Where a line of the material contains the string "title", copy that line.

Dataset items:
* start *

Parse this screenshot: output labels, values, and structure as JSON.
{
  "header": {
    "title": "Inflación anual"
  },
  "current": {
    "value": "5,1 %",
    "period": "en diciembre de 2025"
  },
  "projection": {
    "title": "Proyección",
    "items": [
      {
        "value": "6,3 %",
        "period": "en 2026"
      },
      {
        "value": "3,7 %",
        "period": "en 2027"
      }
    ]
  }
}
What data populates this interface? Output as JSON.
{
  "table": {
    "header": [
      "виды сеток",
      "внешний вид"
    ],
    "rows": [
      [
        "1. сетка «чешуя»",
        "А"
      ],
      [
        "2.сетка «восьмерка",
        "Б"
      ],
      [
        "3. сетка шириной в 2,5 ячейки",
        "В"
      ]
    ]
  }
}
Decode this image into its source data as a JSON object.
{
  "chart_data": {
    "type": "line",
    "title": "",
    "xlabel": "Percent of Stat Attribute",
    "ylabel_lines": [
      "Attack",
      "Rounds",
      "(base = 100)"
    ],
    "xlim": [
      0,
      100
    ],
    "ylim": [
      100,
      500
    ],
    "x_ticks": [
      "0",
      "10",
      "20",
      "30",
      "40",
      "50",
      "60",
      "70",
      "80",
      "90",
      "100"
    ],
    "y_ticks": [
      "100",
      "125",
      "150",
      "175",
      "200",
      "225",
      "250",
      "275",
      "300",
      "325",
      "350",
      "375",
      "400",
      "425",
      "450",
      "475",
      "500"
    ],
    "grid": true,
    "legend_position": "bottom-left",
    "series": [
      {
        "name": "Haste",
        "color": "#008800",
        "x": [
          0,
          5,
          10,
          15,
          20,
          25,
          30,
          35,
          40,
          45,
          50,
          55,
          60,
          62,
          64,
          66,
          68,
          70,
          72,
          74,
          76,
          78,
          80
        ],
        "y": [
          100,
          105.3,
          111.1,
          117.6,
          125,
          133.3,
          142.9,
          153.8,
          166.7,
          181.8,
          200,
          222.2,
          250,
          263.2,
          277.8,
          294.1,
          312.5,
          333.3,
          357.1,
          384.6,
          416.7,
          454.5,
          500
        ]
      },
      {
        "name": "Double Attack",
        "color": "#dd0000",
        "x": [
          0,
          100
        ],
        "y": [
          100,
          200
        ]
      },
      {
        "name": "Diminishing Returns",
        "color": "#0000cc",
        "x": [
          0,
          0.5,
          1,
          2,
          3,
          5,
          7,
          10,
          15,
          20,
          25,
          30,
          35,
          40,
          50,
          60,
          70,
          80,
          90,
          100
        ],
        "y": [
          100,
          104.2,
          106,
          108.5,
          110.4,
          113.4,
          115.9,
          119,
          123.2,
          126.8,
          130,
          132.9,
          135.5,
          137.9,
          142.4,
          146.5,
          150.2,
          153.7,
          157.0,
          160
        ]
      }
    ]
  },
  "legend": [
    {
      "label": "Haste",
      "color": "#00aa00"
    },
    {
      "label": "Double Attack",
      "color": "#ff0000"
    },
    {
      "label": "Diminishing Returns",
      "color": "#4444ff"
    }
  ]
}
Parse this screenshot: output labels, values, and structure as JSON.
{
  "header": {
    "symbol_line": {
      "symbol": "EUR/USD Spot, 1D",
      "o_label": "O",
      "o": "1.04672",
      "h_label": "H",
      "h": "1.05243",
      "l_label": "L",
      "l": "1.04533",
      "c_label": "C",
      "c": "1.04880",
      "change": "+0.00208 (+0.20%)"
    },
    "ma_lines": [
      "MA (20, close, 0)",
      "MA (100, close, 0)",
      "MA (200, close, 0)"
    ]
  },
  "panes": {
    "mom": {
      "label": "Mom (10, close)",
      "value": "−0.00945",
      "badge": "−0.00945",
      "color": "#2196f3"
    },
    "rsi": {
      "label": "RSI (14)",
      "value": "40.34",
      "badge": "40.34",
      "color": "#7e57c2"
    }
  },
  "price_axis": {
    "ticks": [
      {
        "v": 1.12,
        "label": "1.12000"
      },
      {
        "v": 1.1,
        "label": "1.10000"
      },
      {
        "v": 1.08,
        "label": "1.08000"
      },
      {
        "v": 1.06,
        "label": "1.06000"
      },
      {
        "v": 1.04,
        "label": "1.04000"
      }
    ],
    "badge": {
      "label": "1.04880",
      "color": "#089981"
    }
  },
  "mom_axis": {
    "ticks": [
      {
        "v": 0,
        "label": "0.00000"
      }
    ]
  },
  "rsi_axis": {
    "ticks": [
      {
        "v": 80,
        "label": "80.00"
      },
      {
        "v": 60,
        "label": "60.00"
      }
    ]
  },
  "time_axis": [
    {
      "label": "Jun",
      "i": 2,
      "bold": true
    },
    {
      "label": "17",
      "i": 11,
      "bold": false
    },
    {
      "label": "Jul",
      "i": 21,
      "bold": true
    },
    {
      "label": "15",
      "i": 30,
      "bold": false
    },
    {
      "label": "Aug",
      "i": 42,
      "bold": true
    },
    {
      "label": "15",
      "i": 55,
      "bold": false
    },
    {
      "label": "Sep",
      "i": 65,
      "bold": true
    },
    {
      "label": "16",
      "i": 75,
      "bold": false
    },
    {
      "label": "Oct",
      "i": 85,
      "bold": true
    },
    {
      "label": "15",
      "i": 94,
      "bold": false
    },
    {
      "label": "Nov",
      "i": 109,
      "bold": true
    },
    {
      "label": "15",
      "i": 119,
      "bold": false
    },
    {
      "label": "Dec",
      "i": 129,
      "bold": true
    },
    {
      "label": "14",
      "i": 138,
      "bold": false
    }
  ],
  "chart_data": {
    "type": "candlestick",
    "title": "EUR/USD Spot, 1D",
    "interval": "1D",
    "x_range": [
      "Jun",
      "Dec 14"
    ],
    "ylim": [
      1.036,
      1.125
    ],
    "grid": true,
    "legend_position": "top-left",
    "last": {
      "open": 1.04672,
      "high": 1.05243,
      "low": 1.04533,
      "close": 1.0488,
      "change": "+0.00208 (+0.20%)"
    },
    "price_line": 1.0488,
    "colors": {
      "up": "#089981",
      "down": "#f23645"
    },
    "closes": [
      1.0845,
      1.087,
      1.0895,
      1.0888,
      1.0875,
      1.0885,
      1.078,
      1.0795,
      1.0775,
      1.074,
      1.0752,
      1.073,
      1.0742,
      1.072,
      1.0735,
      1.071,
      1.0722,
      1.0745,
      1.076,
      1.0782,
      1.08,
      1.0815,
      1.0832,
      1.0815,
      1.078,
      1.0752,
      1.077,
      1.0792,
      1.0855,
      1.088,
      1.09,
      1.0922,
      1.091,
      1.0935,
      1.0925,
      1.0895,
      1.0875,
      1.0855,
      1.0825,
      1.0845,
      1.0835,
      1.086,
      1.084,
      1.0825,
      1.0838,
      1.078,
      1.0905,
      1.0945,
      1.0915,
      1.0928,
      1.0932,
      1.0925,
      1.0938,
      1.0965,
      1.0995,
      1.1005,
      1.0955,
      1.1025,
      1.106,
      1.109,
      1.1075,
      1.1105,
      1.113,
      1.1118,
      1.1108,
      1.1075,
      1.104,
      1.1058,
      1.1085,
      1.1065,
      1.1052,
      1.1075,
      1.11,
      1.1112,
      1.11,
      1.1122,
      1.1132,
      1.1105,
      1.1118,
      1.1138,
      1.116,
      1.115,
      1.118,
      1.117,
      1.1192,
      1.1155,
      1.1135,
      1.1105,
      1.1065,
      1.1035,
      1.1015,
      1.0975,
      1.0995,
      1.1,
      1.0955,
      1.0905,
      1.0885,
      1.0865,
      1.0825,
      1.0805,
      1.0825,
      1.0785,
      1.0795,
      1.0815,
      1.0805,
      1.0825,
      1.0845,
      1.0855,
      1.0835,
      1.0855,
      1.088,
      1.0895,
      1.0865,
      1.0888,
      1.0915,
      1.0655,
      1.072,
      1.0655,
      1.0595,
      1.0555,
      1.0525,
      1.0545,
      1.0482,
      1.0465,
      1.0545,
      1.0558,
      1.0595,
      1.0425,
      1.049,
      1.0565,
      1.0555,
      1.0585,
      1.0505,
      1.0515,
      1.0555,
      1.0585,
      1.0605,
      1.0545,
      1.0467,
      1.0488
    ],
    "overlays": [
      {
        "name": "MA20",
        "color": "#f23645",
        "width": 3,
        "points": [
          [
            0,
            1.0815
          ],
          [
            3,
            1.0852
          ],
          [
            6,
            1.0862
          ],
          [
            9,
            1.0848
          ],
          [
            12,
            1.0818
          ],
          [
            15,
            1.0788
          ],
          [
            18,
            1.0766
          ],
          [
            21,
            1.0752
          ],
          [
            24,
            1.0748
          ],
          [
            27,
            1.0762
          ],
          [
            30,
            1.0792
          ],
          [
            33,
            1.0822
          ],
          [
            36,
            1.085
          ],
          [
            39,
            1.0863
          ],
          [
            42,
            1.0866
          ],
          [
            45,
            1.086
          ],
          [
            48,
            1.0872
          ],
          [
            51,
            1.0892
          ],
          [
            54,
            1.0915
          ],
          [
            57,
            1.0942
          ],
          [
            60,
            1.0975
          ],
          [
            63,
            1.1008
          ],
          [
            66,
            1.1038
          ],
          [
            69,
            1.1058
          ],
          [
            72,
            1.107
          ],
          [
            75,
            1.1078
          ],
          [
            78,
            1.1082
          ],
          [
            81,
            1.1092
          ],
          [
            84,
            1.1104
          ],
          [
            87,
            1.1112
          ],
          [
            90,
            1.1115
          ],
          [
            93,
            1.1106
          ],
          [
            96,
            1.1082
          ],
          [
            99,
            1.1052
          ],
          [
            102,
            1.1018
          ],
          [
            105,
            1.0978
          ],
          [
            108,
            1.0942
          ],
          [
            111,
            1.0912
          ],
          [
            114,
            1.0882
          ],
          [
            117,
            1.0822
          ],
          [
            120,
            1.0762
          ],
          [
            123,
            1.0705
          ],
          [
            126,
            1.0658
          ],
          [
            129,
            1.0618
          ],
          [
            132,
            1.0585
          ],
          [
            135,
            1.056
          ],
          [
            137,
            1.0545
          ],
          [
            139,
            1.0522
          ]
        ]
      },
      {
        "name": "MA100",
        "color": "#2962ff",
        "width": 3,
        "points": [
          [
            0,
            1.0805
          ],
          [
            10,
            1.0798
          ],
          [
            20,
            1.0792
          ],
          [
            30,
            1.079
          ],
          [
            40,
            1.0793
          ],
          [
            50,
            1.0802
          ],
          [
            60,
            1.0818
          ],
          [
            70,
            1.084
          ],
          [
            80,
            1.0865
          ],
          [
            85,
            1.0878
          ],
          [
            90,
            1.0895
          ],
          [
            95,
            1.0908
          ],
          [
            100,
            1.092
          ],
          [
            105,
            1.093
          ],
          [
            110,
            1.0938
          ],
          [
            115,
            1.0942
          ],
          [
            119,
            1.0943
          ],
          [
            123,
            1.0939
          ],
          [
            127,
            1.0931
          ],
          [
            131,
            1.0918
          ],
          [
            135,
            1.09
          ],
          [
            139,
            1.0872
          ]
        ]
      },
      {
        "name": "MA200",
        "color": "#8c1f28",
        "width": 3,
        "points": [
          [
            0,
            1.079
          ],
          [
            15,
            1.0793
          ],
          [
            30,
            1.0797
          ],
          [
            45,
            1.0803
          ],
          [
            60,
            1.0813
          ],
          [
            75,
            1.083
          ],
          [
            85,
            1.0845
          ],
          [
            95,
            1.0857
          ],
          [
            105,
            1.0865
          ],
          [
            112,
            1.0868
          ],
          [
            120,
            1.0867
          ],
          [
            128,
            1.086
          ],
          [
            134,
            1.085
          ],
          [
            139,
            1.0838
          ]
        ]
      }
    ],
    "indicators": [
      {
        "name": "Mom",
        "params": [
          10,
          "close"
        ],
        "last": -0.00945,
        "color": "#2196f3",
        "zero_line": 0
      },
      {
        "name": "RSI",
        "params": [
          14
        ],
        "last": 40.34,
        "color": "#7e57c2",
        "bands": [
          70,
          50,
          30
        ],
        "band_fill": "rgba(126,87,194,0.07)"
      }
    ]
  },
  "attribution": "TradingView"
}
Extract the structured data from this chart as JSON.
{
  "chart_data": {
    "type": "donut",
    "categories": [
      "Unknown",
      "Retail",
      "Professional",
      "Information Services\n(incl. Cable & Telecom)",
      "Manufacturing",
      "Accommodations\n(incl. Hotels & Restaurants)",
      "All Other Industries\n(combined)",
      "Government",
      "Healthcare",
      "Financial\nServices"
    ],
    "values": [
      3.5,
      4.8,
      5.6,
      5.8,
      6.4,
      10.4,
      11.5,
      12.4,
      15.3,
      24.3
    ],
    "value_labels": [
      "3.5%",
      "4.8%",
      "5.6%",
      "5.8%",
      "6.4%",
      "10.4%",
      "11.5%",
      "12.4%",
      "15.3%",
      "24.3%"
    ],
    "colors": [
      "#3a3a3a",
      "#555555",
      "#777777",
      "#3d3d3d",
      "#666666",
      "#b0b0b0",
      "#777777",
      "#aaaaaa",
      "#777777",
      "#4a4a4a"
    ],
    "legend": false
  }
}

* end *

EXERCISE RESPONSE:
    "title": "Inflación anual"
    "title": "Proyección",
    "title": "",
    "title": "EUR/USD Spot, 1D",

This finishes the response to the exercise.